▶ [BRIEF]: Look through the data below. Show each line where the string "model" occurs.

[Rows from a dataset]
════════

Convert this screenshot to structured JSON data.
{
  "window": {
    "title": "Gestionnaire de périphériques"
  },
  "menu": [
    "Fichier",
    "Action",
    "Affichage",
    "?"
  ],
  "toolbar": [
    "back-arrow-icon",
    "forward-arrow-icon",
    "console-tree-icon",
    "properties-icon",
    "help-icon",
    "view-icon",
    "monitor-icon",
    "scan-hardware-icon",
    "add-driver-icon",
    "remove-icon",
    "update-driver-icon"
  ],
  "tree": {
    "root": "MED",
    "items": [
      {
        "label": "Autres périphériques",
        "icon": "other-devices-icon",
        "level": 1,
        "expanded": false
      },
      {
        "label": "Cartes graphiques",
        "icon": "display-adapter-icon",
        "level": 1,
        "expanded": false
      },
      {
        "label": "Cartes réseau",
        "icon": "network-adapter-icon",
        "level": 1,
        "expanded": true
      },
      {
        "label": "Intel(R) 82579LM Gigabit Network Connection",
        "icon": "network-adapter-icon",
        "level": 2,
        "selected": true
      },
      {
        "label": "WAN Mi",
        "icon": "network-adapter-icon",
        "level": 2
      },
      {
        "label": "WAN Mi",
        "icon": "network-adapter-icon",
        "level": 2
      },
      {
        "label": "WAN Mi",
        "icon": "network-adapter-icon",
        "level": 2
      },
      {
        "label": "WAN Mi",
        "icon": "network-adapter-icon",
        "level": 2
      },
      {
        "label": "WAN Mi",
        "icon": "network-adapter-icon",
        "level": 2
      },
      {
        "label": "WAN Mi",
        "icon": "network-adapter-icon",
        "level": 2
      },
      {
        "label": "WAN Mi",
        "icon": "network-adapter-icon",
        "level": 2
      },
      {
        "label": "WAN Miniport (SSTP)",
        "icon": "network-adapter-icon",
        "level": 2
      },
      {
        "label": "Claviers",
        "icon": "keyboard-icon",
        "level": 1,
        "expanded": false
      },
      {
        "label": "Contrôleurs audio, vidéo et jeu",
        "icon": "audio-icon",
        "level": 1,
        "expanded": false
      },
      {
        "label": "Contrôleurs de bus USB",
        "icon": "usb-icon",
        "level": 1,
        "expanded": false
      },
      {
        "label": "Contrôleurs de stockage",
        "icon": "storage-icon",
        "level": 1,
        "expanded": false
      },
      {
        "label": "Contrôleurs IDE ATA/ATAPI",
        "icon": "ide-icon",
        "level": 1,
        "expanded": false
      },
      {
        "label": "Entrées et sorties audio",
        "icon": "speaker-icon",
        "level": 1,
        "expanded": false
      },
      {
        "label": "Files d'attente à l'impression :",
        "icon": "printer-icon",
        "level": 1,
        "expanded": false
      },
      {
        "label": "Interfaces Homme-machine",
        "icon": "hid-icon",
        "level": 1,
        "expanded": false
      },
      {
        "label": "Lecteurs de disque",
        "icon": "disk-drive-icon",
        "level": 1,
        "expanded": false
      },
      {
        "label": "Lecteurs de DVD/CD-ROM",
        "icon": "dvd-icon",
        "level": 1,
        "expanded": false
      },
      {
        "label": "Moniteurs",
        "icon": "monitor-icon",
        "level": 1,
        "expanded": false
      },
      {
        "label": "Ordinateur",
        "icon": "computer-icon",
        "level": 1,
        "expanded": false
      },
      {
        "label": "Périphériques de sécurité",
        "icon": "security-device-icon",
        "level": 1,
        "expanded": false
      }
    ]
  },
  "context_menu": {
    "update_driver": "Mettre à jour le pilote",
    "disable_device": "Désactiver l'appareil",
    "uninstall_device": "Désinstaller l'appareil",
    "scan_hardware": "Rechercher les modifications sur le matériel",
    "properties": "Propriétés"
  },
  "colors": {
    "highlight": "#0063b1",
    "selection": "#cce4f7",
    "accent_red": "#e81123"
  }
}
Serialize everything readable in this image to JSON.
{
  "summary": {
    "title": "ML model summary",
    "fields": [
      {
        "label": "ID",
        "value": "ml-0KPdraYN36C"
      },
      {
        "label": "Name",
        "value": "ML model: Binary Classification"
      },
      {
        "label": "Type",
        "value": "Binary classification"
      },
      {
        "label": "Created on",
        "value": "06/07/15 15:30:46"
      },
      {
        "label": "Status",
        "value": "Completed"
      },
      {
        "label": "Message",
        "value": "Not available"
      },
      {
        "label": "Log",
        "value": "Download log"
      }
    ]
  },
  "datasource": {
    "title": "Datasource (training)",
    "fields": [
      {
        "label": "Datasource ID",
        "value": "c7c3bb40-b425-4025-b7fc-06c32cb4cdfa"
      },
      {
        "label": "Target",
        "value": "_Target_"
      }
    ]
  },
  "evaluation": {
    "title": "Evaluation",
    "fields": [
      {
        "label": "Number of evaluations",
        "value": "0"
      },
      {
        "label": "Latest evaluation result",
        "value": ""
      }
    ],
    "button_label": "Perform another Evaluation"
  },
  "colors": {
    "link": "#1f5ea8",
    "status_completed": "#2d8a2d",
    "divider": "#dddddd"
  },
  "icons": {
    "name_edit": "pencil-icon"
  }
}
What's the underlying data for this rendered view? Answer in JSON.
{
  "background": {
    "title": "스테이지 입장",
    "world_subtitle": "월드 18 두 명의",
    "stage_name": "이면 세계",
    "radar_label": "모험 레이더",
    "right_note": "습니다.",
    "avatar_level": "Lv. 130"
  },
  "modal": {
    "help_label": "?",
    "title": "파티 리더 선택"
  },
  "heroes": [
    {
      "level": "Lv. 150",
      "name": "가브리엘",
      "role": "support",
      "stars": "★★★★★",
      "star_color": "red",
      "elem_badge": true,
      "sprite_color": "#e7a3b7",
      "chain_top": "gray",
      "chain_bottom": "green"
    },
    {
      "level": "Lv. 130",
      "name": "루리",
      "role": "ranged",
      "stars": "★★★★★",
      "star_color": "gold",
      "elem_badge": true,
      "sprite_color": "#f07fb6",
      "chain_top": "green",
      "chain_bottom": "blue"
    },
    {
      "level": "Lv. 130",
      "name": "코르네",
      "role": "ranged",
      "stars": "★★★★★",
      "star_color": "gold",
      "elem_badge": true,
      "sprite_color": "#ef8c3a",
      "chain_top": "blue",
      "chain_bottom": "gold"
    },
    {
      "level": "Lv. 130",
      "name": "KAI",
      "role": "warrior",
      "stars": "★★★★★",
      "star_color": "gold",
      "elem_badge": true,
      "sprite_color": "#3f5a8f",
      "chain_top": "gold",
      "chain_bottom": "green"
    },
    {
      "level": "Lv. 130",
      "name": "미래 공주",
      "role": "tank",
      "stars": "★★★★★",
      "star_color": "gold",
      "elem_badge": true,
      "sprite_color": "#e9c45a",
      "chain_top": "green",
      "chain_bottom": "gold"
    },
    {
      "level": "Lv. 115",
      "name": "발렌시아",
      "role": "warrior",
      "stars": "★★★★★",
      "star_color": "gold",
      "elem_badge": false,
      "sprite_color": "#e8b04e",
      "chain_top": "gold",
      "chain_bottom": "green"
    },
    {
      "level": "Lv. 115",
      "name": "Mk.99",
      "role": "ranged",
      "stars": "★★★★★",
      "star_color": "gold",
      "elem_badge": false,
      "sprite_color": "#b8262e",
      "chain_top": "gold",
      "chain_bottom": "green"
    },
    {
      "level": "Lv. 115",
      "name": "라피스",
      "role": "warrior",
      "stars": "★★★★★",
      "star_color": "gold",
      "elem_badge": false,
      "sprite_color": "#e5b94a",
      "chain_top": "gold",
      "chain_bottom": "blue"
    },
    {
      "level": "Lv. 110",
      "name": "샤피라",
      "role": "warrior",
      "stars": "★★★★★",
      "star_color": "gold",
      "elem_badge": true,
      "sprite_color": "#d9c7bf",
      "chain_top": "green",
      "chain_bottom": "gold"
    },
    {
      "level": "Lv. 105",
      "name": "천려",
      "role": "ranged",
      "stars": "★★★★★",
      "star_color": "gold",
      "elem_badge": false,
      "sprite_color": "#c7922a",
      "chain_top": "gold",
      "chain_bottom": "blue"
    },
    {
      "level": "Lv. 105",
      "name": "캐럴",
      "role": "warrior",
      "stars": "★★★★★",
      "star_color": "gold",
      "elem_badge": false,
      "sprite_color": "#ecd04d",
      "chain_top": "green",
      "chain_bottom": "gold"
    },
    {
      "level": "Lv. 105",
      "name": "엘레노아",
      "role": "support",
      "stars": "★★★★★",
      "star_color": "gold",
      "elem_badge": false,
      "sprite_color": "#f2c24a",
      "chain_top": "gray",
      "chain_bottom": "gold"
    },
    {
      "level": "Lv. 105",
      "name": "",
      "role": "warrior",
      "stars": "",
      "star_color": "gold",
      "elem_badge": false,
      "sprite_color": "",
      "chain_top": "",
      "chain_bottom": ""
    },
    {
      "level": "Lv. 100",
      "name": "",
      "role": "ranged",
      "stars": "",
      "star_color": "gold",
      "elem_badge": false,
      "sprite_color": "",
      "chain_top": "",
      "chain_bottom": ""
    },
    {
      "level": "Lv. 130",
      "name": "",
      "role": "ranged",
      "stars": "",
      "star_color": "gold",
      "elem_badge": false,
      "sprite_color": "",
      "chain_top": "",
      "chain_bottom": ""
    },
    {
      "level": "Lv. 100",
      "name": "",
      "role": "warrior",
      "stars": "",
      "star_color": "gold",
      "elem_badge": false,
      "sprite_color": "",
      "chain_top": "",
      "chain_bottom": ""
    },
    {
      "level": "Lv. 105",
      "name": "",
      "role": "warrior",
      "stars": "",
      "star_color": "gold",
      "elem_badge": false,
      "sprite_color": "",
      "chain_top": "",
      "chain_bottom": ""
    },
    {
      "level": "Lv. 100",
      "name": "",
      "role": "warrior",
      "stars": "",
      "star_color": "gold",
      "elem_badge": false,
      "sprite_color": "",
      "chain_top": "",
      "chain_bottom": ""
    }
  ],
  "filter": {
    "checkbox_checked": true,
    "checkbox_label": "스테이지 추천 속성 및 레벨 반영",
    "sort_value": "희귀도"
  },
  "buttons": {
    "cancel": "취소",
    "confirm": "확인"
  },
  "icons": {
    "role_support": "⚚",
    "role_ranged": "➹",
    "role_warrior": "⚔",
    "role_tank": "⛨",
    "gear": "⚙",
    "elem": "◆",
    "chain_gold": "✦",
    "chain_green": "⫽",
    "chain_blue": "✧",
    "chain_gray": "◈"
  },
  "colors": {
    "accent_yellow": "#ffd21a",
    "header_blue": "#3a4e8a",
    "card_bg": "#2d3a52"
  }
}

════════

▶ [TASK ANSWER]:
    "title": "ML model summary",
        "value": "ML model: Binary Classification"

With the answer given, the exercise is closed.